Data records

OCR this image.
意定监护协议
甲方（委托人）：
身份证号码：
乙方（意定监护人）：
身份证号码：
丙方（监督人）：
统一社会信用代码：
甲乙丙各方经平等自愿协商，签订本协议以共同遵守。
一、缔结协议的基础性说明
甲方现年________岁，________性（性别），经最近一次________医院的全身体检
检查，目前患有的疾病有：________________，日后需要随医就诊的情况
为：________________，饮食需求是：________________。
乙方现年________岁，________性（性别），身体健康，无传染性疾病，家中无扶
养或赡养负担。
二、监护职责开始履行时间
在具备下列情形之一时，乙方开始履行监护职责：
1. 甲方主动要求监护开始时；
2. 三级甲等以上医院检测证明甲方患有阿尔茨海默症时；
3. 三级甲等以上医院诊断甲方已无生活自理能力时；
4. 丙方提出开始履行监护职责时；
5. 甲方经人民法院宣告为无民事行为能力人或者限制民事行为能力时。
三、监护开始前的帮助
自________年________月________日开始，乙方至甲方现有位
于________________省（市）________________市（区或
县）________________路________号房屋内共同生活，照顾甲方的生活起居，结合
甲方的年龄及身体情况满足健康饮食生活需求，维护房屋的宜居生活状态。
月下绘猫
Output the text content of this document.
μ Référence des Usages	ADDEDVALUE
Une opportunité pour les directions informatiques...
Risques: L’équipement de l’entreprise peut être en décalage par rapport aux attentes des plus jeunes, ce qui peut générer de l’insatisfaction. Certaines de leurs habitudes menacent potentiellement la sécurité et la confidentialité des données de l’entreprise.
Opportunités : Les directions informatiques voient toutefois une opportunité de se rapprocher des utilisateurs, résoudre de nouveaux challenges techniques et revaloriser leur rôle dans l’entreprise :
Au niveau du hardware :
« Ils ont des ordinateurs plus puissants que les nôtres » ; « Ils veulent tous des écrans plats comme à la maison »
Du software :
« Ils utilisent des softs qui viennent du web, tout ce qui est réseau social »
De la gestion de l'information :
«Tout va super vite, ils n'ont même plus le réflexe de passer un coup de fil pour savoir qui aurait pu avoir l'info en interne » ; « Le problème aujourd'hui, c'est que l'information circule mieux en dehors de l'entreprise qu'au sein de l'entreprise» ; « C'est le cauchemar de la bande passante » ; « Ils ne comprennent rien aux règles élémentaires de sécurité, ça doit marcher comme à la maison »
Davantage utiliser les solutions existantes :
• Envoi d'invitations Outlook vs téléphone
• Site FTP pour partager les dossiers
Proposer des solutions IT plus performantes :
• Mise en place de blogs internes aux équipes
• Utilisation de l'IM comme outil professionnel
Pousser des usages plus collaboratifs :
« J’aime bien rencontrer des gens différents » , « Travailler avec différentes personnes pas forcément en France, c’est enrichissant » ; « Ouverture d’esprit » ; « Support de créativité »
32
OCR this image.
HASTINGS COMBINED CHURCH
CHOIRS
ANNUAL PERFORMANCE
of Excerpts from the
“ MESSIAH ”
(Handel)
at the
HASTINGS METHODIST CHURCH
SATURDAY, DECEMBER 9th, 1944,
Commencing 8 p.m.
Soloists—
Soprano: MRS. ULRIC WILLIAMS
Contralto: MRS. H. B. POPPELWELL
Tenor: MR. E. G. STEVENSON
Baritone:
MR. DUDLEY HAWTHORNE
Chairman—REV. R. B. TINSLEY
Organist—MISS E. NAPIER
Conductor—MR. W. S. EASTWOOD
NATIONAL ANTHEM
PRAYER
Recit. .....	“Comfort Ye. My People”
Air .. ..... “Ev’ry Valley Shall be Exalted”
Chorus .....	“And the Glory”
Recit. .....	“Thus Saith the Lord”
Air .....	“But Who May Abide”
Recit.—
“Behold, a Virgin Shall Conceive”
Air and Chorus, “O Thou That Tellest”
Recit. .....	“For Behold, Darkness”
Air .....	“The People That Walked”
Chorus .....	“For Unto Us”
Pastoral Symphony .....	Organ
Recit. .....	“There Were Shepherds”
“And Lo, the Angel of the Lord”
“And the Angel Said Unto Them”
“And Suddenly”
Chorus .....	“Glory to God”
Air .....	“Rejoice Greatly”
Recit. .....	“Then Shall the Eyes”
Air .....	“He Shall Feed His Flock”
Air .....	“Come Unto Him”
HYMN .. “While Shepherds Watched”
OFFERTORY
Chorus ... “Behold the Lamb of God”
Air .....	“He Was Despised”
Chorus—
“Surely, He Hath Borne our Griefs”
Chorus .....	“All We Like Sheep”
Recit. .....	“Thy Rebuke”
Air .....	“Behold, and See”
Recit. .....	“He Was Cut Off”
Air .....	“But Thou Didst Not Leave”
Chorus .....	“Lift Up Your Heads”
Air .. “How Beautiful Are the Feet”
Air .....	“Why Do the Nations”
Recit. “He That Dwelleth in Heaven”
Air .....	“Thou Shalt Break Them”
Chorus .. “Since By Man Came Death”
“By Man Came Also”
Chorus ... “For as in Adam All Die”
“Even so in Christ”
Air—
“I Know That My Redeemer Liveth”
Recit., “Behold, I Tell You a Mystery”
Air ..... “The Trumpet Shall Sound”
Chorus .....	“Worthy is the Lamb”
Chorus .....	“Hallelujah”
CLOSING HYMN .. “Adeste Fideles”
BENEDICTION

▸ THE EXERCISE: Retype all of the entries precisely as they are.

▸ WRITTEN RESPONSE:
OCR this image.
意定监护协议
甲方（委托人）：
身份证号码：
乙方（意定监护人）：
身份证号码：
丙方（监督人）：
统一社会信用代码：
甲乙丙各方经平等自愿协商，签订本协议以共同遵守。
一、缔结协议的基础性说明
甲方现年________岁，________性（性别），经最近一次________医院的全身体检
检查，目前患有的疾病有：________________，日后需要随医就诊的情况
为：________________，饮食需求是：________________。
乙方现年________岁，________性（性别），身体健康，无传染性疾病，家中无扶
养或赡养负担。
二、监护职责开始履行时间
在具备下列情形之一时，乙方开始履行监护职责：
1. 甲方主动要求监护开始时；
2. 三级甲等以上医院检测证明甲方患有阿尔茨海默症时；
3. 三级甲等以上医院诊断甲方已无生活自理能力时；
4. 丙方提出开始履行监护职责时；
5. 甲方经人民法院宣告为无民事行为能力人或者限制民事行为能力时。
三、监护开始前的帮助
自________年________月________日开始，乙方至甲方现有位
于________________省（市）________________市（区或
县）________________路________号房屋内共同生活，照顾甲方的生活起居，结合
甲方的年龄及身体情况满足健康饮食生活需求，维护房屋的宜居生活状态。
月下绘猫
Output the text content of this document.
μ Référence des Usages	ADDEDVALUE
Une opportunité pour les directions informatiques...
Risques: L’équipement de l’entreprise peut être en décalage par rapport aux attentes des plus jeunes, ce qui peut générer de l’insatisfaction. Certaines de leurs habitudes menacent potentiellement la sécurité et la confidentialité des données de l’entreprise.
Opportunités : Les directions informatiques voient toutefois une opportunité de se rapprocher des utilisateurs, résoudre de nouveaux challenges techniques et revaloriser leur rôle dans l’entreprise :
Au niveau du hardware :
« Ils ont des ordinateurs plus puissants que les nôtres » ; « Ils veulent tous des écrans plats comme à la maison »
Du software :
« Ils utilisent des softs qui viennent du web, tout ce qui est réseau social »
De la gestion de l'information :
«Tout va super vite, ils n'ont même plus le réflexe de passer un coup de fil pour savoir qui aurait pu avoir l'info en interne » ; « Le problème aujourd'hui, c'est que l'information circule mieux en dehors de l'entreprise qu'au sein de l'entreprise» ; « C'est le cauchemar de la bande passante » ; « Ils ne comprennent rien aux règles élémentaires de sécurité, ça doit marcher comme à la maison »
Davantage utiliser les solutions existantes :
• Envoi d'invitations Outlook vs téléphone
• Site FTP pour partager les dossiers
Proposer des solutions IT plus performantes :
• Mise en place de blogs internes aux équipes
• Utilisation de l'IM comme outil professionnel
Pousser des usages plus collaboratifs :
« J’aime bien rencontrer des gens différents » , « Travailler avec différentes personnes pas forcément en France, c’est enrichissant » ; « Ouverture d’esprit » ; « Support de créativité »
32
OCR this image.
HASTINGS COMBINED CHURCH
CHOIRS
ANNUAL PERFORMANCE
of Excerpts from the
“ MESSIAH ”
(Handel)
at the
HASTINGS METHODIST CHURCH
SATURDAY, DECEMBER 9th, 1944,
Commencing 8 p.m.
Soloists—
Soprano: MRS. ULRIC WILLIAMS
Contralto: MRS. H. B. POPPELWELL
Tenor: MR. E. G. STEVENSON
Baritone:
MR. DUDLEY HAWTHORNE
Chairman—REV. R. B. TINSLEY
Organist—MISS E. NAPIER
Conductor—MR. W. S. EASTWOOD
NATIONAL ANTHEM
PRAYER
Recit. .....	“Comfort Ye. My People”
Air .. ..... “Ev’ry Valley Shall be Exalted”
Chorus .....	“And the Glory”
Recit. .....	“Thus Saith the Lord”
Air .....	“But Who May Abide”
Recit.—
“Behold, a Virgin Shall Conceive”
Air and Chorus, “O Thou That Tellest”
Recit. .....	“For Behold, Darkness”
Air .....	“The People That Walked”
Chorus .....	“For Unto Us”
Pastoral Symphony .....	Organ
Recit. .....	“There Were Shepherds”
“And Lo, the Angel of the Lord”
“And the Angel Said Unto Them”
“And Suddenly”
Chorus .....	“Glory to God”
Air .....	“Rejoice Greatly”
Recit. .....	“Then Shall the Eyes”
Air .....	“He Shall Feed His Flock”
Air .....	“Come Unto Him”
HYMN .. “While Shepherds Watched”
OFFERTORY
Chorus ... “Behold the Lamb of God”
Air .....	“He Was Despised”
Chorus—
“Surely, He Hath Borne our Griefs”
Chorus .....	“All We Like Sheep”
Recit. .....	“Thy Rebuke”
Air .....	“Behold, and See”
Recit. .....	“He Was Cut Off”
Air .....	“But Thou Didst Not Leave”
Chorus .....	“Lift Up Your Heads”
Air .. “How Beautiful Are the Feet”
Air .....	“Why Do the Nations”
Recit. “He That Dwelleth in Heaven”
Air .....	“Thou Shalt Break Them”
Chorus .. “Since By Man Came Death”
“By Man Came Also”
Chorus ... “For as in Adam All Die”
“Even so in Christ”
Air—
“I Know That My Redeemer Liveth”
Recit., “Behold, I Tell You a Mystery”
Air ..... “The Trumpet Shall Sound”
Chorus .....	“Worthy is the Lamb”
Chorus .....	“Hallelujah”
CLOSING HYMN .. “Adeste Fideles”
BENEDICTION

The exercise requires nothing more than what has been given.